Problem to work on: Word for word, print each line of the listing below; pictures stay out.
☆ ☆ ☆ ☆ ☆
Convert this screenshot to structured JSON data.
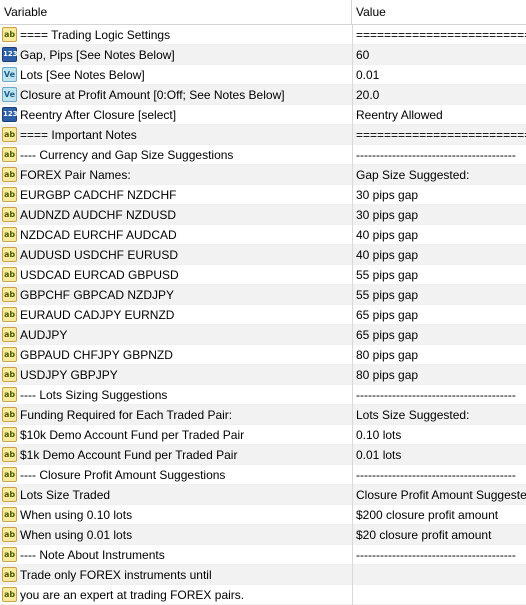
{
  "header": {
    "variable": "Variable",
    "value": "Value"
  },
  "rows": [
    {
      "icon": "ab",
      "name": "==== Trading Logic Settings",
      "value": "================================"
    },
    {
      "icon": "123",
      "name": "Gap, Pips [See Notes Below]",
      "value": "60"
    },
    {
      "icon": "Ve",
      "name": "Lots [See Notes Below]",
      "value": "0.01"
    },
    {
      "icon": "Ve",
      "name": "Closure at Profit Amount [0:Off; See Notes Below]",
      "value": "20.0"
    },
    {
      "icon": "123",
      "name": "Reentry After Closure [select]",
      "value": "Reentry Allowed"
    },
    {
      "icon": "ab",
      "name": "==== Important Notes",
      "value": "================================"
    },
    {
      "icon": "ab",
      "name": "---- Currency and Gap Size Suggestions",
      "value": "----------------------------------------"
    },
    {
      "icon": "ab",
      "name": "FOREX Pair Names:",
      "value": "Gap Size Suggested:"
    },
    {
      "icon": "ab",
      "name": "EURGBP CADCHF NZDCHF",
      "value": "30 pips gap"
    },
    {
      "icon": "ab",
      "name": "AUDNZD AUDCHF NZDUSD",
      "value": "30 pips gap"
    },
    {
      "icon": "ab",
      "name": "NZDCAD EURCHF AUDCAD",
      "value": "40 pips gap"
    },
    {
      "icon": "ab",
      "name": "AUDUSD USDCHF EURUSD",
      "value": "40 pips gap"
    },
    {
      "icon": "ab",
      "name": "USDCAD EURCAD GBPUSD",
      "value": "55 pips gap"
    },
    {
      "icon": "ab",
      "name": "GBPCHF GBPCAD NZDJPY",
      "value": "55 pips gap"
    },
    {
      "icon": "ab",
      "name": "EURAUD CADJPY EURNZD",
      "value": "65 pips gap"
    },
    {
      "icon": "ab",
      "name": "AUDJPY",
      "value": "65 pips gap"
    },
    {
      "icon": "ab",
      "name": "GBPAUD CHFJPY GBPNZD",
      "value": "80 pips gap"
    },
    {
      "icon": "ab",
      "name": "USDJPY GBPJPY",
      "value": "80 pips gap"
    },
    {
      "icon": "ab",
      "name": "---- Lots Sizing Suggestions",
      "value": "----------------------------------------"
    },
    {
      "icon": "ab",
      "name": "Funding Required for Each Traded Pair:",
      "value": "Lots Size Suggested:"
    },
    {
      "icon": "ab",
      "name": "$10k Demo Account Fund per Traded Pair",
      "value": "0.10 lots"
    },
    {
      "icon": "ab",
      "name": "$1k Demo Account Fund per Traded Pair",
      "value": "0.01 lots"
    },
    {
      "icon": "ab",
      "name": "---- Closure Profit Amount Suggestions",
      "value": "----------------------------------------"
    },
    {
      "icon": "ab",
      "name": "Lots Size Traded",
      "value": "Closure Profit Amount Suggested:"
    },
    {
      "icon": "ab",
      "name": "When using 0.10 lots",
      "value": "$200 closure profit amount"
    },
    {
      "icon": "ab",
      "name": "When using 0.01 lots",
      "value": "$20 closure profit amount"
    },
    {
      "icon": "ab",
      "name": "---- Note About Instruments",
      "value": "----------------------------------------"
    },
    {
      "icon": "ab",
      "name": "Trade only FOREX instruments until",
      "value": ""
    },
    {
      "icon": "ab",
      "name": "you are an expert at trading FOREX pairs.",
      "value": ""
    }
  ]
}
☆ ☆ ☆ ☆ ☆
Task result:
Convert this screenshot to structured JSON data.
{
  "header": {
    "variable": "Variable",
    "value": "Value"
  },
  "rows": [
    {
      "icon": "ab",
      "name": "==== Trading Logic Settings",
      "value": "================================"
    },
    {
      "icon": "123",
      "name": "Gap, Pips [See Notes Below]",
      "value": "60"
    },
    {
      "icon": "Ve",
      "name": "Lots [See Notes Below]",
      "value": "0.01"
    },
    {
      "icon": "Ve",
      "name": "Closure at Profit Amount [0:Off; See Notes Below]",
      "value": "20.0"
    },
    {
      "icon": "123",
      "name": "Reentry After Closure [select]",
      "value": "Reentry Allowed"
    },
    {
      "icon": "ab",
      "name": "==== Important Notes",
      "value": "================================"
    },
    {
      "icon": "ab",
      "name": "---- Currency and Gap Size Suggestions",
      "value": "----------------------------------------"
    },
    {
      "icon": "ab",
      "name": "FOREX Pair Names:",
      "value": "Gap Size Suggested:"
    },
    {
      "icon": "ab",
      "name": "EURGBP CADCHF NZDCHF",
      "value": "30 pips gap"
    },
    {
      "icon": "ab",
      "name": "AUDNZD AUDCHF NZDUSD",
      "value": "30 pips gap"
    },
    {
      "icon": "ab",
      "name": "NZDCAD EURCHF AUDCAD",
      "value": "40 pips gap"
    },
    {
      "icon": "ab",
      "name": "AUDUSD USDCHF EURUSD",
      "value": "40 pips gap"
    },
    {
      "icon": "ab",
      "name": "USDCAD EURCAD GBPUSD",
      "value": "55 pips gap"
    },
    {
      "icon": "ab",
      "name": "GBPCHF GBPCAD NZDJPY",
      "value": "55 pips gap"
    },
    {
      "icon": "ab",
      "name": "EURAUD CADJPY EURNZD",
      "value": "65 pips gap"
    },
    {
      "icon": "ab",
      "name": "AUDJPY",
      "value": "65 pips gap"
    },
    {
      "icon": "ab",
      "name": "GBPAUD CHFJPY GBPNZD",
      "value": "80 pips gap"
    },
    {
      "icon": "ab",
      "name": "USDJPY GBPJPY",
      "value": "80 pips gap"
    },
    {
      "icon": "ab",
      "name": "---- Lots Sizing Suggestions",
      "value": "----------------------------------------"
    },
    {
      "icon": "ab",
      "name": "Funding Required for Each Traded Pair:",
      "value": "Lots Size Suggested:"
    },
    {
      "icon": "ab",
      "name": "$10k Demo Account Fund per Traded Pair",
      "value": "0.10 lots"
    },
    {
      "icon": "ab",
      "name": "$1k Demo Account Fund per Traded Pair",
      "value": "0.01 lots"
    },
    {
      "icon": "ab",
      "name": "---- Closure Profit Amount Suggestions",
      "value": "----------------------------------------"
    },
    {
      "icon": "ab",
      "name": "Lots Size Traded",
      "value": "Closure Profit Amount Suggested:"
    },
    {
      "icon": "ab",
      "name": "When using 0.10 lots",
      "value": "$200 closure profit amount"
    },
    {
      "icon": "ab",
      "name": "When using 0.01 lots",
      "value": "$20 closure profit amount"
    },
    {
      "icon": "ab",
      "name": "---- Note About Instruments",
      "value": "----------------------------------------"
    },
    {
      "icon": "ab",
      "name": "Trade only FOREX instruments until",
      "value": ""
    },
    {
      "icon": "ab",
      "name": "you are an expert at trading FOREX pairs.",
      "value": ""
    }
  ]
}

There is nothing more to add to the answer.